• EXERCISE: From the entries below, extract every line that includes the word "relative".

— begin LISTED RECORDS —

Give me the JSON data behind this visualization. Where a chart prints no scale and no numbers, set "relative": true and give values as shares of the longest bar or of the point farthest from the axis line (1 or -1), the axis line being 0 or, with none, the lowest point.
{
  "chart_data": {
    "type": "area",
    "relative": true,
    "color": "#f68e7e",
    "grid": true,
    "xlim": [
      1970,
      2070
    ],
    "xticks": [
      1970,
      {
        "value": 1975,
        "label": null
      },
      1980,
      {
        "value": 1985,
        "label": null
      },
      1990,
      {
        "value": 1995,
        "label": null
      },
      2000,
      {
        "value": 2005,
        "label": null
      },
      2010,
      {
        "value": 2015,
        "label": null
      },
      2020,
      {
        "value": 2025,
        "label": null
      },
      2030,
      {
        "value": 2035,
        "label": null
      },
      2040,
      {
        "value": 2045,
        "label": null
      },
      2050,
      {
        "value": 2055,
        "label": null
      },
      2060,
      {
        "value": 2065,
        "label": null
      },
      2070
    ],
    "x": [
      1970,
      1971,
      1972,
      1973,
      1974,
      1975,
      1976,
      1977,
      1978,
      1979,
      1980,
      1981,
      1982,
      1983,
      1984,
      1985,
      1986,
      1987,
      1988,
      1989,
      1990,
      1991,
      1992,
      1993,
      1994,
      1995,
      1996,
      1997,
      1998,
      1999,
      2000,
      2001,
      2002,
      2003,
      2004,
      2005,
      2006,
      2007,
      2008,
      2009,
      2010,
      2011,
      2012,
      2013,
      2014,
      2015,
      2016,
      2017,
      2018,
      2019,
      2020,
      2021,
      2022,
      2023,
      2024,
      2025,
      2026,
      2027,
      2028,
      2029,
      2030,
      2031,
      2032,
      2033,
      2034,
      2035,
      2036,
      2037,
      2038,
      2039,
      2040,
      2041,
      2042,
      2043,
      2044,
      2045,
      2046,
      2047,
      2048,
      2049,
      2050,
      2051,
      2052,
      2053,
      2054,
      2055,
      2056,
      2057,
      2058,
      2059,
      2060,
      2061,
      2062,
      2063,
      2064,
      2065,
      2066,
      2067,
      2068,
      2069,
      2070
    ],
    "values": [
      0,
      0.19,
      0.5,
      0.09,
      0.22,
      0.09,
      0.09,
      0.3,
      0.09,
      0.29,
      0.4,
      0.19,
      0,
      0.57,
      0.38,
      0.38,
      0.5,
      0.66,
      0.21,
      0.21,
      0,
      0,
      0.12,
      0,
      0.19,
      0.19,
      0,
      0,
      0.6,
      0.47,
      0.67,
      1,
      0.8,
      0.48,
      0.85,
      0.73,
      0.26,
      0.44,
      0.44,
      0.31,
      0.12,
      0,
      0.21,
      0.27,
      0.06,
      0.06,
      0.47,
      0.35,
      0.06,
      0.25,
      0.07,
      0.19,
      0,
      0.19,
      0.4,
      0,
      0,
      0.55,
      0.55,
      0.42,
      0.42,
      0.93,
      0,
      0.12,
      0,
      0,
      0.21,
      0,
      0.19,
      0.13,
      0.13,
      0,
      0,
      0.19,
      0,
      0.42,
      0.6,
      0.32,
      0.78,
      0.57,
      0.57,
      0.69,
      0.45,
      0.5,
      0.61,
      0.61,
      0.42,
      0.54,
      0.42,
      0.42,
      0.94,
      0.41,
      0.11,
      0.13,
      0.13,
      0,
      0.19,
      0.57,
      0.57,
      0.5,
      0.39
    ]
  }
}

— end LISTED RECORDS —

• EXERCISE RESULT:
Give me the JSON data behind this visualization. Where a chart prints no scale and no numbers, set "relative": true and give values as shares of the longest bar or of the point farthest from the axis line (1 or -1), the axis line being 0 or, with none, the lowest point.
    "relative": true,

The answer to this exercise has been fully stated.